◆ What is required
Every line below must be reproduced exactly. Copy them all.

◆ Supplied data

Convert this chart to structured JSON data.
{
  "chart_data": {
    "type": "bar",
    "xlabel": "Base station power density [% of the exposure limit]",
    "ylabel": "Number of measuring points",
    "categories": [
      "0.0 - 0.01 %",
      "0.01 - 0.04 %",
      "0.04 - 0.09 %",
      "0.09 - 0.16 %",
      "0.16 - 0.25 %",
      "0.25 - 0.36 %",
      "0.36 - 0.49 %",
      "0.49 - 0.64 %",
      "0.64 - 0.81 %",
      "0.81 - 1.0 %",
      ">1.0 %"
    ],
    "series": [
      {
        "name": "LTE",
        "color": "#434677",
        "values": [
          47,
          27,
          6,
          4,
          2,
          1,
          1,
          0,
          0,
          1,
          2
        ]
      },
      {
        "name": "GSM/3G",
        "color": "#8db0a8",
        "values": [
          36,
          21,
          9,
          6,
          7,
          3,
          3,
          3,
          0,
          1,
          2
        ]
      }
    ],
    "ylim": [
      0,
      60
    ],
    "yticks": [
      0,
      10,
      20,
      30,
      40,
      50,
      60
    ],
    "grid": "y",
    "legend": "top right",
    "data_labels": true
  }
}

◆ Answer to the exercise
Convert this chart to structured JSON data.
{
  "chart_data": {
    "type": "bar",
    "xlabel": "Base station power density [% of the exposure limit]",
    "ylabel": "Number of measuring points",
    "categories": [
      "0.0 - 0.01 %",
      "0.01 - 0.04 %",
      "0.04 - 0.09 %",
      "0.09 - 0.16 %",
      "0.16 - 0.25 %",
      "0.25 - 0.36 %",
      "0.36 - 0.49 %",
      "0.49 - 0.64 %",
      "0.64 - 0.81 %",
      "0.81 - 1.0 %",
      ">1.0 %"
    ],
    "series": [
      {
        "name": "LTE",
        "color": "#434677",
        "values": [
          47,
          27,
          6,
          4,
          2,
          1,
          1,
          0,
          0,
          1,
          2
        ]
      },
      {
        "name": "GSM/3G",
        "color": "#8db0a8",
        "values": [
          36,
          21,
          9,
          6,
          7,
          3,
          3,
          3,
          0,
          1,
          2
        ]
      }
    ],
    "ylim": [
      0,
      60
    ],
    "yticks": [
      0,
      10,
      20,
      30,
      40,
      50,
      60
    ],
    "grid": "y",
    "legend": "top right",
    "data_labels": true
  }
}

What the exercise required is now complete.